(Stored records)
╔══
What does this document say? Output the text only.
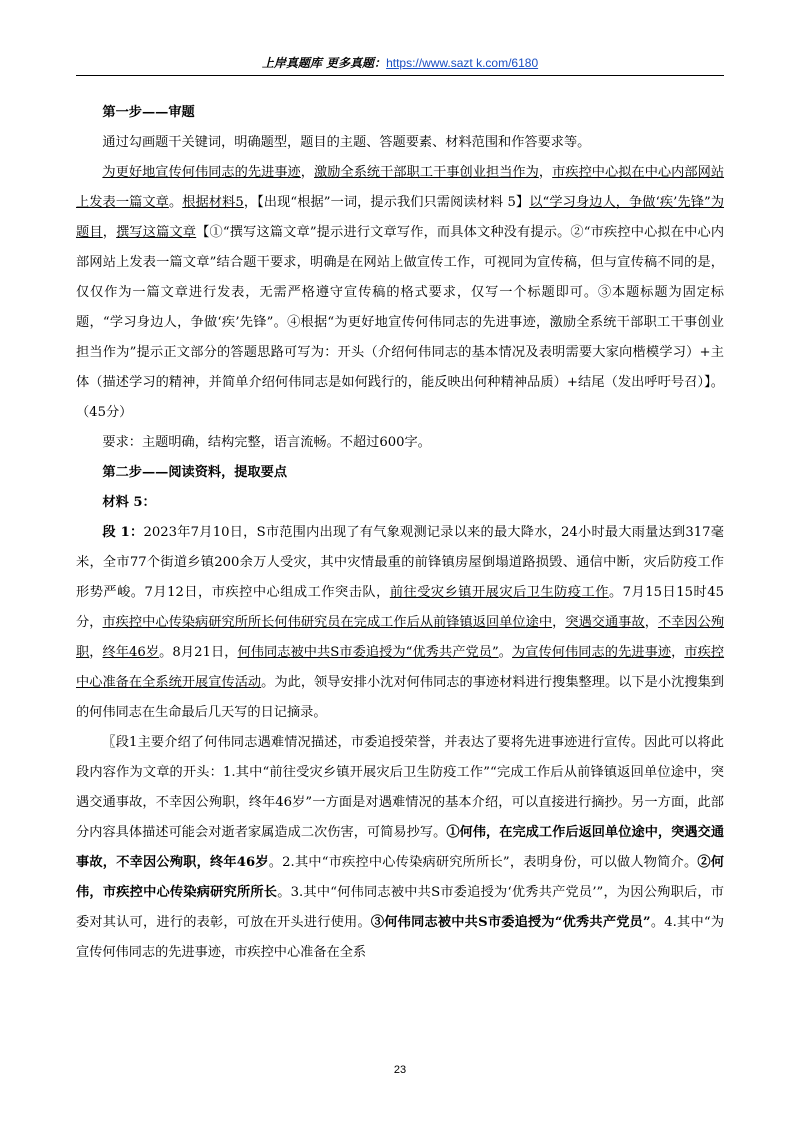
上岸真题库 更多真题：https://www.sazt k.com/6180

第一步——审题

通过勾画题干关键词，明确题型，题目的主题、答题要素、材料范围和作答要求等。

为更好地宣传何伟同志的先进事迹，激励全系统干部职工干事创业担当作为，市疾控中心拟在中心内部网站上发表一篇文章。根据材料5，【出现“根据”一词，提示我们只需阅读材料 5】以“学习身边人，争做‘疾’先锋”为题目，撰写这篇文章【①“撰写这篇文章”提示进行文章写作，而具体文种没有提示。②“市疾控中心拟在中心内部网站上发表一篇文章”结合题干要求，明确是在网站上做宣传工作，可视同为宣传稿，但与宣传稿不同的是，仅仅作为一篇文章进行发表，无需严格遵守宣传稿的格式要求，仅写一个标题即可。③本题标题为固定标题，“学习身边人，争做‘疾’先锋”。④根据“为更好地宣传何伟同志的先进事迹，激励全系统干部职工干事创业担当作为”提示正文部分的答题思路可写为：开头（介绍何伟同志的基本情况及表明需要大家向楷模学习）+主体（描述学习的精神，并简单介绍何伟同志是如何践行的，能反映出何种精神品质）+结尾（发出呼吁号召）】。（45分）

要求：主题明确，结构完整，语言流畅。不超过600字。

第二步——阅读资料，提取要点

材料 5：

段 1：2023年7月10日，S市范围内出现了有气象观测记录以来的最大降水，24小时最大雨量达到317毫米，全市77个街道乡镇200余万人受灾，其中灾情最重的前锋镇房屋倒塌道路损毁、通信中断，灾后防疫工作形势严峻。7月12日，市疾控中心组成工作突击队，前往受灾乡镇开展灾后卫生防疫工作。7月15日15时45分，市疾控中心传染病研究所所长何伟研究员在完成工作后从前锋镇返回单位途中，突遇交通事故，不幸因公殉职，终年46岁。8月21日，何伟同志被中共S市委追授为“优秀共产党员”。为宣传何伟同志的先进事迹，市疾控中心准备在全系统开展宣传活动。为此，领导安排小沈对何伟同志的事迹材料进行搜集整理。以下是小沈搜集到的何伟同志在生命最后几天写的日记摘录。

〖段1主要介绍了何伟同志遇难情况描述，市委追授荣誉，并表达了要将先进事迹进行宣传。因此可以将此段内容作为文章的开头：1.其中“前往受灾乡镇开展灾后卫生防疫工作”“完成工作后从前锋镇返回单位途中，突遇交通事故，不幸因公殉职，终年46岁”一方面是对遇难情况的基本介绍，可以直接进行摘抄。另一方面，此部分内容具体描述可能会对逝者家属造成二次伤害，可简易抄写。①何伟，在完成工作后返回单位途中，突遇交通事故，不幸因公殉职，终年46岁。2.其中“市疾控中心传染病研究所所长”，表明身份，可以做人物简介。②何伟，市疾控中心传染病研究所所长。3.其中“何伟同志被中共S市委追授为‘优秀共产党员’”，为因公殉职后，市委对其认可，进行的表彰，可放在开头进行使用。③何伟同志被中共S市委追授为“优秀共产党员”。4.其中“为宣传何伟同志的先进事迹，市疾控中心准备在全系

23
╚══
Repeat all of the entries word for word, but omit the pictures.

# Answer below:
What does this document say? Output the text only.
上岸真题库 更多真题：https://www.sazt k.com/6180

第一步——审题

通过勾画题干关键词，明确题型，题目的主题、答题要素、材料范围和作答要求等。

为更好地宣传何伟同志的先进事迹，激励全系统干部职工干事创业担当作为，市疾控中心拟在中心内部网站上发表一篇文章。根据材料5，【出现“根据”一词，提示我们只需阅读材料 5】以“学习身边人，争做‘疾’先锋”为题目，撰写这篇文章【①“撰写这篇文章”提示进行文章写作，而具体文种没有提示。②“市疾控中心拟在中心内部网站上发表一篇文章”结合题干要求，明确是在网站上做宣传工作，可视同为宣传稿，但与宣传稿不同的是，仅仅作为一篇文章进行发表，无需严格遵守宣传稿的格式要求，仅写一个标题即可。③本题标题为固定标题，“学习身边人，争做‘疾’先锋”。④根据“为更好地宣传何伟同志的先进事迹，激励全系统干部职工干事创业担当作为”提示正文部分的答题思路可写为：开头（介绍何伟同志的基本情况及表明需要大家向楷模学习）+主体（描述学习的精神，并简单介绍何伟同志是如何践行的，能反映出何种精神品质）+结尾（发出呼吁号召）】。（45分）

要求：主题明确，结构完整，语言流畅。不超过600字。

第二步——阅读资料，提取要点

材料 5：

段 1：2023年7月10日，S市范围内出现了有气象观测记录以来的最大降水，24小时最大雨量达到317毫米，全市77个街道乡镇200余万人受灾，其中灾情最重的前锋镇房屋倒塌道路损毁、通信中断，灾后防疫工作形势严峻。7月12日，市疾控中心组成工作突击队，前往受灾乡镇开展灾后卫生防疫工作。7月15日15时45分，市疾控中心传染病研究所所长何伟研究员在完成工作后从前锋镇返回单位途中，突遇交通事故，不幸因公殉职，终年46岁。8月21日，何伟同志被中共S市委追授为“优秀共产党员”。为宣传何伟同志的先进事迹，市疾控中心准备在全系统开展宣传活动。为此，领导安排小沈对何伟同志的事迹材料进行搜集整理。以下是小沈搜集到的何伟同志在生命最后几天写的日记摘录。

〖段1主要介绍了何伟同志遇难情况描述，市委追授荣誉，并表达了要将先进事迹进行宣传。因此可以将此段内容作为文章的开头：1.其中“前往受灾乡镇开展灾后卫生防疫工作”“完成工作后从前锋镇返回单位途中，突遇交通事故，不幸因公殉职，终年46岁”一方面是对遇难情况的基本介绍，可以直接进行摘抄。另一方面，此部分内容具体描述可能会对逝者家属造成二次伤害，可简易抄写。①何伟，在完成工作后返回单位途中，突遇交通事故，不幸因公殉职，终年46岁。2.其中“市疾控中心传染病研究所所长”，表明身份，可以做人物简介。②何伟，市疾控中心传染病研究所所长。3.其中“何伟同志被中共S市委追授为‘优秀共产党员’”，为因公殉职后，市委对其认可，进行的表彰，可放在开头进行使用。③何伟同志被中共S市委追授为“优秀共产党员”。4.其中“为宣传何伟同志的先进事迹，市疾控中心准备在全系

23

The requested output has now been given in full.